WHAT YOU SHOULD DO
Seek out every line containing the word "España", and copy each.

(Rows from a dataset)
[start]
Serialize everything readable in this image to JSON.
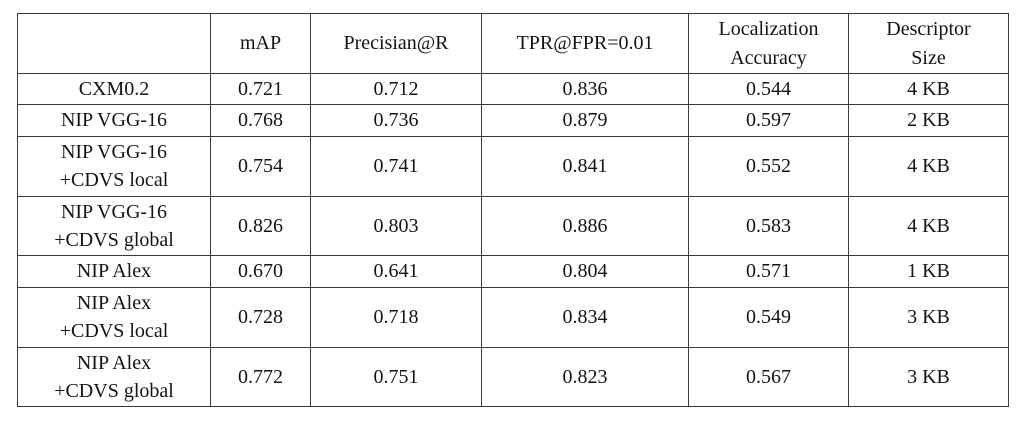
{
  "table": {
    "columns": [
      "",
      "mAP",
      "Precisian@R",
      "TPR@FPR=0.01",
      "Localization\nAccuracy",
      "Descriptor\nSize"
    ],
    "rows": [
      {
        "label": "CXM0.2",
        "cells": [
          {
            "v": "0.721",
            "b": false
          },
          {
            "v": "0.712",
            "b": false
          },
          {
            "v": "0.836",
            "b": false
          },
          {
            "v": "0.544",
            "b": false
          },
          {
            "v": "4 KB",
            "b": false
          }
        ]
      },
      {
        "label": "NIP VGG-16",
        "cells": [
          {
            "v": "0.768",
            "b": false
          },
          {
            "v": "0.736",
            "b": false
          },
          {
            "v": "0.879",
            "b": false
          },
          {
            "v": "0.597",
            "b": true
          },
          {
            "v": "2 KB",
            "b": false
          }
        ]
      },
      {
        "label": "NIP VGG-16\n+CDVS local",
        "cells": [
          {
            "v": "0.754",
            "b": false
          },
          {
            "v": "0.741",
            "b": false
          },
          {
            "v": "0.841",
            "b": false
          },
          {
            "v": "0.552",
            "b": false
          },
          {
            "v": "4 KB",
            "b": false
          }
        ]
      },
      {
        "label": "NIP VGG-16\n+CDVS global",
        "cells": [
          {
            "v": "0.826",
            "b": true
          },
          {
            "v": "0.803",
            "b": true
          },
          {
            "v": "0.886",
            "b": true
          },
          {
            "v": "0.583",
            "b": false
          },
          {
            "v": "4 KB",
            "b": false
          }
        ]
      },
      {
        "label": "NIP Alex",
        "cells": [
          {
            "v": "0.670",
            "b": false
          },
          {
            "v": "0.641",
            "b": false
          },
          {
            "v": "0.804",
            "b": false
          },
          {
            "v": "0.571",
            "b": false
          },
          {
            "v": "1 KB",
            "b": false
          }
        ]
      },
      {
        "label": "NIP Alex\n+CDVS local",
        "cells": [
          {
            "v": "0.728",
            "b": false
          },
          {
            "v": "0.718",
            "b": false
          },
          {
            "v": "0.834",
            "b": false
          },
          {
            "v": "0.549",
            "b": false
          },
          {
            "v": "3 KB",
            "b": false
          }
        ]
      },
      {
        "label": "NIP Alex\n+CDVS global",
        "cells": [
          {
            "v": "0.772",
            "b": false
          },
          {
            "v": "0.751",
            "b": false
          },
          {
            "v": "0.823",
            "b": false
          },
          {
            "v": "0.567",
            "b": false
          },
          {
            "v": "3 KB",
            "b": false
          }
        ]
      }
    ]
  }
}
[end]
[start]
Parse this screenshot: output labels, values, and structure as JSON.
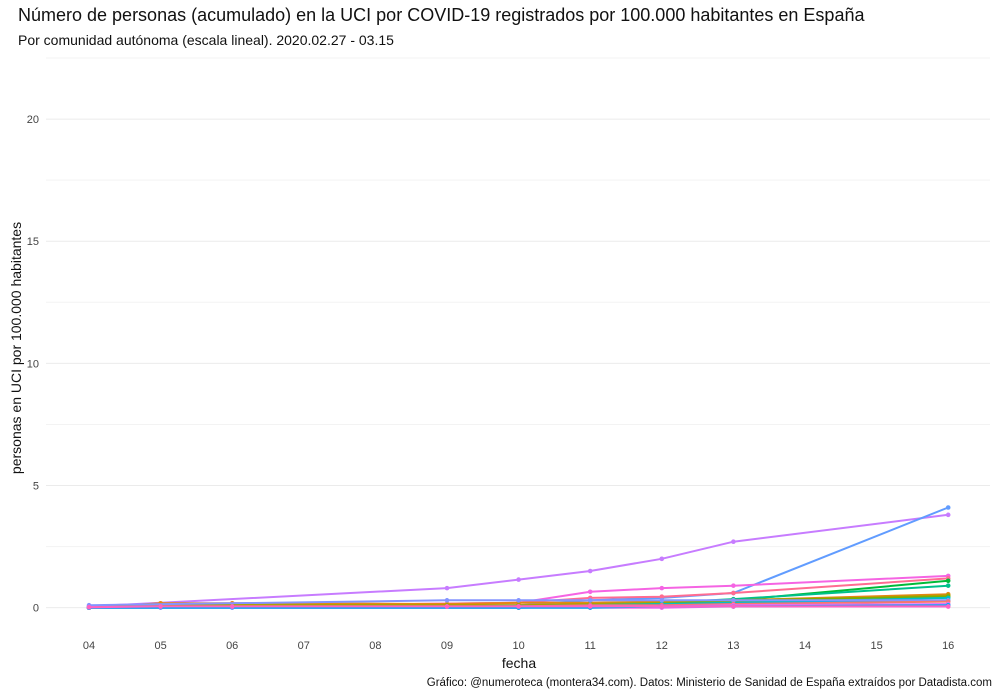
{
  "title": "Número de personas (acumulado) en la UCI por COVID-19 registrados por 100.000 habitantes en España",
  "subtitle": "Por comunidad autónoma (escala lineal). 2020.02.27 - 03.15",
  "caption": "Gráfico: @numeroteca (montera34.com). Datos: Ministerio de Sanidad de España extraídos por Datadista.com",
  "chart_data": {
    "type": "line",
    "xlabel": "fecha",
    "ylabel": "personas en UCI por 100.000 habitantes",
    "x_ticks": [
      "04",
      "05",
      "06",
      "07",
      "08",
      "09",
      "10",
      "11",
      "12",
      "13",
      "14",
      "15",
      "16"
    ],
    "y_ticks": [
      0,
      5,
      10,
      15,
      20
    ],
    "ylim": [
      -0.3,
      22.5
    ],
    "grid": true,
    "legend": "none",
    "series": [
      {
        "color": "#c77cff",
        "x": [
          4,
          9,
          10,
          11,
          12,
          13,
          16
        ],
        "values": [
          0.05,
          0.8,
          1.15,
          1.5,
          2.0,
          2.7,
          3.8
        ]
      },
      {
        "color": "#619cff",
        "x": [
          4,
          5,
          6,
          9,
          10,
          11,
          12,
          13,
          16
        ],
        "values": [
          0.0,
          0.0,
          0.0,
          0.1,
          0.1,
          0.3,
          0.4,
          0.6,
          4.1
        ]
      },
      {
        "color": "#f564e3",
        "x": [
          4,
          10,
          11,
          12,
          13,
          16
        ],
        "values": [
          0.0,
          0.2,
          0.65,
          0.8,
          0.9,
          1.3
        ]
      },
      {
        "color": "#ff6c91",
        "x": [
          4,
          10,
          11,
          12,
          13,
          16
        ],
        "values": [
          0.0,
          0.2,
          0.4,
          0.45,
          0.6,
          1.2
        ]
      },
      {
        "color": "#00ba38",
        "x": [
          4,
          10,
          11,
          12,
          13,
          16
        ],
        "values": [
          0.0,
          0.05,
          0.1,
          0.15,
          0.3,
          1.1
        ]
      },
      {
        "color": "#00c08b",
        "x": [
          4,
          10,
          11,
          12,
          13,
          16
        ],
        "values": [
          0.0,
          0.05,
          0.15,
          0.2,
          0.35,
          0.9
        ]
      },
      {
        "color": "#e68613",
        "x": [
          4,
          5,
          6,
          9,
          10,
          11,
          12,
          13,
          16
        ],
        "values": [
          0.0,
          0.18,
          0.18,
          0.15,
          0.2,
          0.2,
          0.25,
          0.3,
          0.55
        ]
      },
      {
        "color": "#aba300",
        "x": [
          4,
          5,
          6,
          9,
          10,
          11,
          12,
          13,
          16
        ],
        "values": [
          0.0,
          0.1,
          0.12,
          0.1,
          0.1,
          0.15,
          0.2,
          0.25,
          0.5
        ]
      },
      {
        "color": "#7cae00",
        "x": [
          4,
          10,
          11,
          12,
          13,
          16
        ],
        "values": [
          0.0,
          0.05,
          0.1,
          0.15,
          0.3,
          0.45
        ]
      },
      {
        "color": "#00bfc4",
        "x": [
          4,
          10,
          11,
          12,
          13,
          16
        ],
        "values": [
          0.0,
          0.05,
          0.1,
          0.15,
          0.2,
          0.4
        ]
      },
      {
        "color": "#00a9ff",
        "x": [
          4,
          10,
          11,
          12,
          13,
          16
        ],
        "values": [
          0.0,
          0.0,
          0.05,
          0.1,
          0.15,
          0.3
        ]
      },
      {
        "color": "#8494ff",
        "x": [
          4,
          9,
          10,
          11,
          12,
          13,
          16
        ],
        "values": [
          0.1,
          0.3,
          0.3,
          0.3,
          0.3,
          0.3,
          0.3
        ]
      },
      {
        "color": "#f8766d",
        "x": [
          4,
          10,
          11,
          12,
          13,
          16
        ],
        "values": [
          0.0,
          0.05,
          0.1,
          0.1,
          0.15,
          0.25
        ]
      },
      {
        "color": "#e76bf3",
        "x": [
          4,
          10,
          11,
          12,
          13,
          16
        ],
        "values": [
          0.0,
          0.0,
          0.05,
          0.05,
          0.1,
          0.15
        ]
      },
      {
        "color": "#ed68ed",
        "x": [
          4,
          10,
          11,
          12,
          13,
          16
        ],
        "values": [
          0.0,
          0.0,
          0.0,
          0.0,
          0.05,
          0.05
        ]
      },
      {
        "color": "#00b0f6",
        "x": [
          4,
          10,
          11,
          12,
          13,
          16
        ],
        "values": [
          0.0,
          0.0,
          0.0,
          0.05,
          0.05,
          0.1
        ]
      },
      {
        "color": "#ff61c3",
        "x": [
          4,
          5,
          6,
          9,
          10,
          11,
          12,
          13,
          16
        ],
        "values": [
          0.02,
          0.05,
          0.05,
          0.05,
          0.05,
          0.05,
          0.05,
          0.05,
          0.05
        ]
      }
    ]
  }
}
[end]
FINAL RESULT
  "title": "Número de personas (acumulado) en la UCI por COVID-19 registrados por 100.000 habitantes en España",
  "caption": "Gráfico: @numeroteca (montera34.com). Datos: Ministerio de Sanidad de España extraídos por Datadista.com",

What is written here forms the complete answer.